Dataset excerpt
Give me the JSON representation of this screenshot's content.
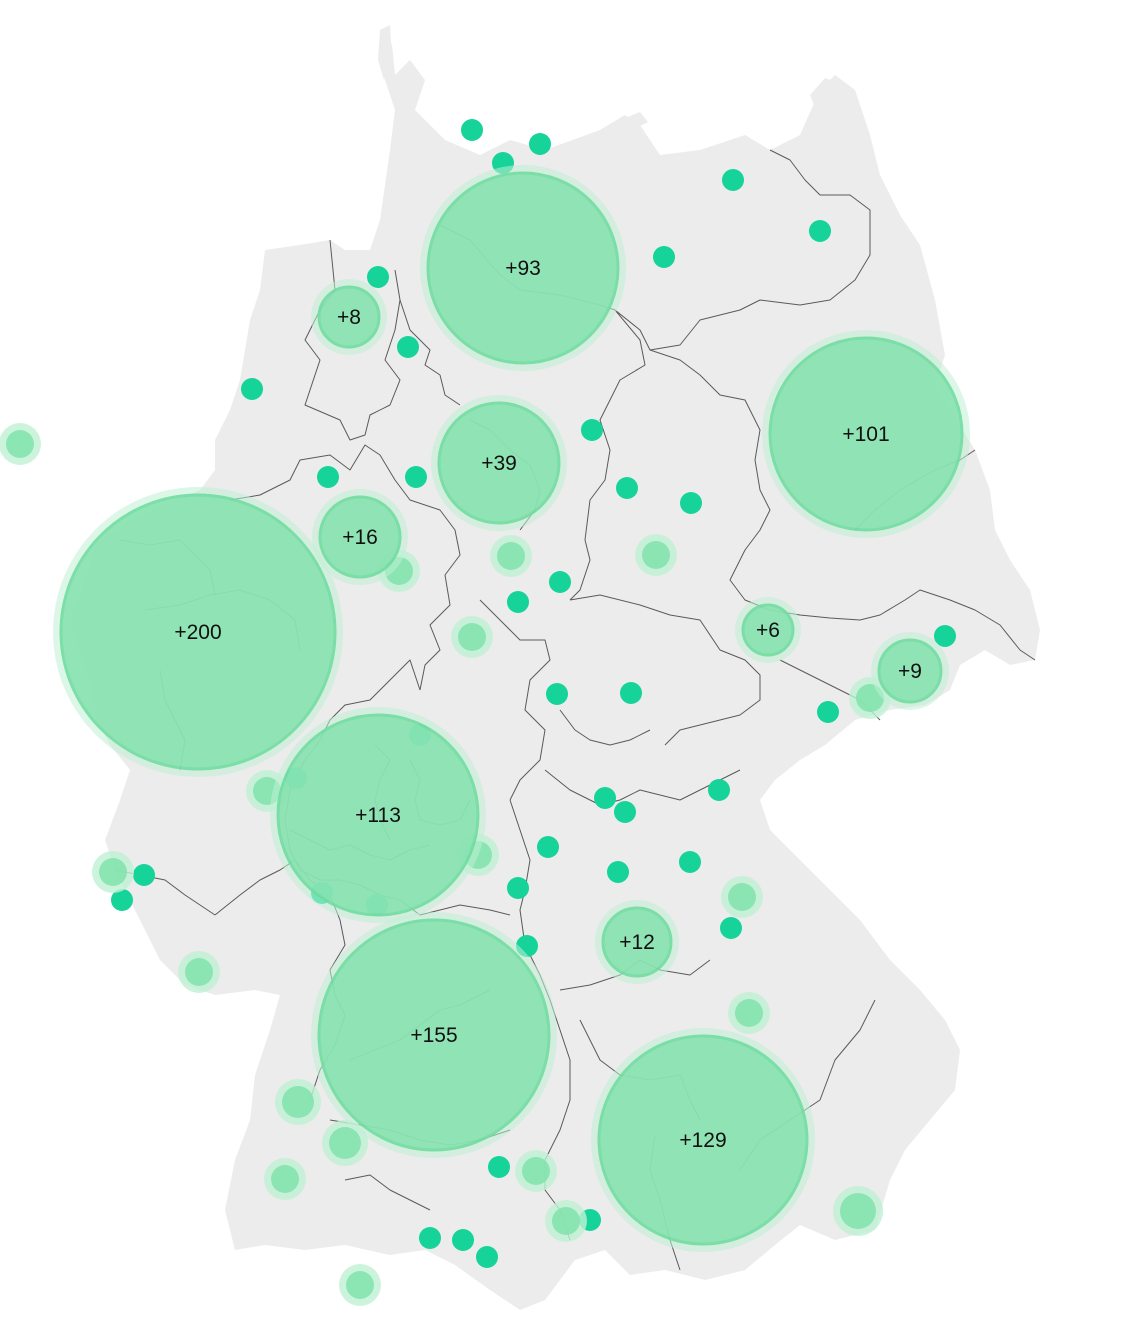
{
  "map": {
    "colors": {
      "land": "#ececec",
      "borders": "#5a5a5a",
      "cluster_fill": "#86e2b0",
      "cluster_halo": "#bff1d4",
      "cluster_ring": "#6fdc9f",
      "point": "#16d39a",
      "soft_point": "#7fe3ac",
      "label": "#111111"
    },
    "clusters": [
      {
        "id": "hamburg",
        "label": "+93",
        "count": 93
      },
      {
        "id": "bremen-west",
        "label": "+8",
        "count": 8
      },
      {
        "id": "berlin",
        "label": "+101",
        "count": 101
      },
      {
        "id": "hannover",
        "label": "+39",
        "count": 39
      },
      {
        "id": "muenster",
        "label": "+16",
        "count": 16
      },
      {
        "id": "rhein-ruhr",
        "label": "+200",
        "count": 200
      },
      {
        "id": "leipzig",
        "label": "+6",
        "count": 6
      },
      {
        "id": "dresden",
        "label": "+9",
        "count": 9
      },
      {
        "id": "rhein-main",
        "label": "+113",
        "count": 113
      },
      {
        "id": "nuernberg",
        "label": "+12",
        "count": 12
      },
      {
        "id": "stuttgart",
        "label": "+155",
        "count": 155
      },
      {
        "id": "muenchen",
        "label": "+129",
        "count": 129
      }
    ]
  }
}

- **EXERCISE DIRECTIONS**: Reproduce every record above exactly, omitting the pictures.

- **WRITTEN SOLUTION**:
Give me the JSON representation of this screenshot's content.
{
  "map": {
    "colors": {
      "land": "#ececec",
      "borders": "#5a5a5a",
      "cluster_fill": "#86e2b0",
      "cluster_halo": "#bff1d4",
      "cluster_ring": "#6fdc9f",
      "point": "#16d39a",
      "soft_point": "#7fe3ac",
      "label": "#111111"
    },
    "clusters": [
      {
        "id": "hamburg",
        "label": "+93",
        "count": 93
      },
      {
        "id": "bremen-west",
        "label": "+8",
        "count": 8
      },
      {
        "id": "berlin",
        "label": "+101",
        "count": 101
      },
      {
        "id": "hannover",
        "label": "+39",
        "count": 39
      },
      {
        "id": "muenster",
        "label": "+16",
        "count": 16
      },
      {
        "id": "rhein-ruhr",
        "label": "+200",
        "count": 200
      },
      {
        "id": "leipzig",
        "label": "+6",
        "count": 6
      },
      {
        "id": "dresden",
        "label": "+9",
        "count": 9
      },
      {
        "id": "rhein-main",
        "label": "+113",
        "count": 113
      },
      {
        "id": "nuernberg",
        "label": "+12",
        "count": 12
      },
      {
        "id": "stuttgart",
        "label": "+155",
        "count": 155
      },
      {
        "id": "muenchen",
        "label": "+129",
        "count": 129
      }
    ]
  }
}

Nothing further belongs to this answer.